Input records:
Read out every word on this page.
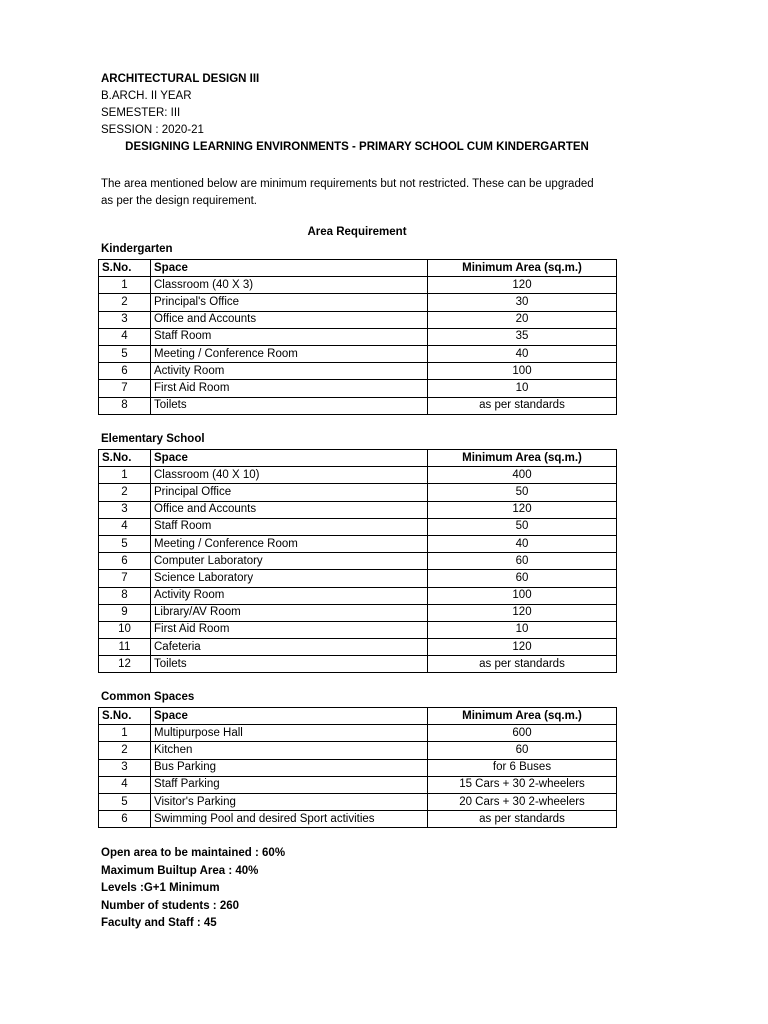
ARCHITECTURAL DESIGN III
B.ARCH. II YEAR
SEMESTER: III
SESSION : 2020-21
DESIGNING LEARNING ENVIRONMENTS - PRIMARY SCHOOL CUM KINDERGARTEN
The area mentioned below are minimum requirements but not restricted. These can be upgraded as per the design requirement.
Area Requirement
Kindergarten
S.No.	Space	Minimum Area (sq.m.)
1	Classroom (40 X 3)	120
2	Principal's Office	30
3	Office and Accounts	20
4	Staff Room	35
5	Meeting / Conference Room	40
6	Activity Room	100
7	First Aid Room	10
8	Toilets	as per standards
Elementary School
S.No.	Space	Minimum Area (sq.m.)
1	Classroom (40 X 10)	400
2	Principal Office	50
3	Office and Accounts	120
4	Staff Room	50
5	Meeting / Conference Room	40
6	Computer Laboratory	60
7	Science Laboratory	60
8	Activity Room	100
9	Library/AV Room	120
10	First Aid Room	10
11	Cafeteria	120
12	Toilets	as per standards
Common Spaces
S.No.	Space	Minimum Area (sq.m.)
1	Multipurpose Hall	600
2	Kitchen	60
3	Bus Parking	for 6 Buses
4	Staff Parking	15 Cars + 30 2-wheelers
5	Visitor's Parking	20 Cars + 30 2-wheelers
6	Swimming Pool and desired Sport activities	as per standards
Open area to be maintained : 60%
Maximum Builtup Area : 40%
Levels :G+1 Minimum
Number of students : 260
Faculty and Staff : 45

Task to carry out:
Tell how many lines of the material above hold "First", answering with a bare number.

Solution:
2